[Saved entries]

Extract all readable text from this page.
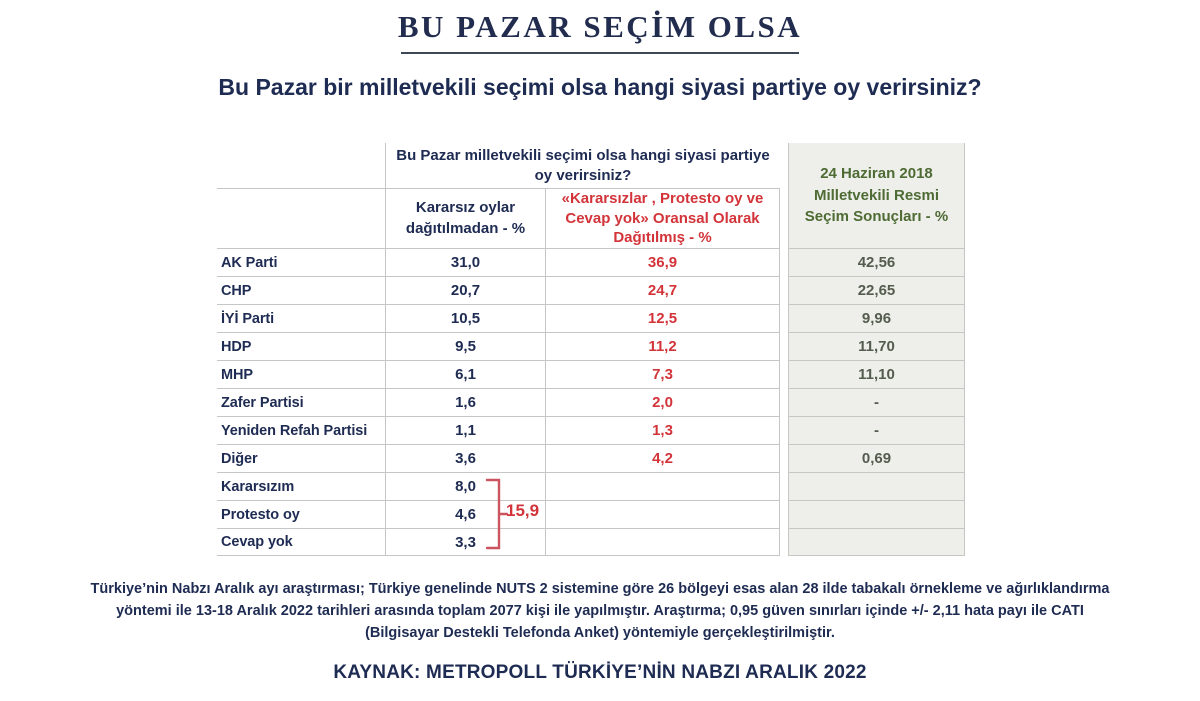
BU PAZAR SEÇİM OLSA
Bu Pazar bir milletvekili seçimi olsa hangi siyasi partiye oy verirsiniz?
Bu Pazar milletvekili seçimi olsa hangi siyasi partiye oy verirsiniz?
Kararsız oylar dağıtılmadan - %
«Kararsızlar , Protesto oy ve Cevap yok» Oransal Olarak Dağıtılmış - %
24 Haziran 2018 Milletvekili Resmi Seçim Sonuçları - %
15,9
AK Parti	31,0	36,9	42,56
CHP	20,7	24,7	22,65
İYİ Parti	10,5	12,5	9,96
HDP	9,5	11,2	11,70
MHP	6,1	7,3	11,10
Zafer Partisi	1,6	2,0	-
Yeniden Refah Partisi	1,1	1,3	-
Diğer	3,6	4,2	0,69
Kararsızım	8,0
Protesto oy	4,6
Cevap yok	3,3
Türkiye’nin Nabzı Aralık ayı araştırması; Türkiye genelinde NUTS 2 sistemine göre 26 bölgeyi esas alan 28 ilde tabakalı örnekleme ve ağırlıklandırma
yöntemi ile 13-18 Aralık 2022 tarihleri arasında toplam 2077 kişi ile yapılmıştır. Araştırma; 0,95 güven sınırları içinde +/- 2,11 hata payı ile CATI
(Bilgisayar Destekli Telefonda Anket) yöntemiyle gerçekleştirilmiştir.
KAYNAK: METROPOLL TÜRKİYE’NİN NABZI ARALIK 2022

_What is expected:_ Without the pictures, copy the material exactly as given.

_Task response:_
Extract all readable text from this page.
BU PAZAR SEÇİM OLSA
Bu Pazar bir milletvekili seçimi olsa hangi siyasi partiye oy verirsiniz?
Bu Pazar milletvekili seçimi olsa hangi siyasi partiye oy verirsiniz?
Kararsız oylar dağıtılmadan - %
«Kararsızlar , Protesto oy ve Cevap yok» Oransal Olarak Dağıtılmış - %
24 Haziran 2018 Milletvekili Resmi Seçim Sonuçları - %
15,9
AK Parti	31,0	36,9	42,56
CHP	20,7	24,7	22,65
İYİ Parti	10,5	12,5	9,96
HDP	9,5	11,2	11,70
MHP	6,1	7,3	11,10
Zafer Partisi	1,6	2,0	-
Yeniden Refah Partisi	1,1	1,3	-
Diğer	3,6	4,2	0,69
Kararsızım	8,0
Protesto oy	4,6
Cevap yok	3,3
Türkiye’nin Nabzı Aralık ayı araştırması; Türkiye genelinde NUTS 2 sistemine göre 26 bölgeyi esas alan 28 ilde tabakalı örnekleme ve ağırlıklandırma
yöntemi ile 13-18 Aralık 2022 tarihleri arasında toplam 2077 kişi ile yapılmıştır. Araştırma; 0,95 güven sınırları içinde +/- 2,11 hata payı ile CATI
(Bilgisayar Destekli Telefonda Anket) yöntemiyle gerçekleştirilmiştir.
KAYNAK: METROPOLL TÜRKİYE’NİN NABZI ARALIK 2022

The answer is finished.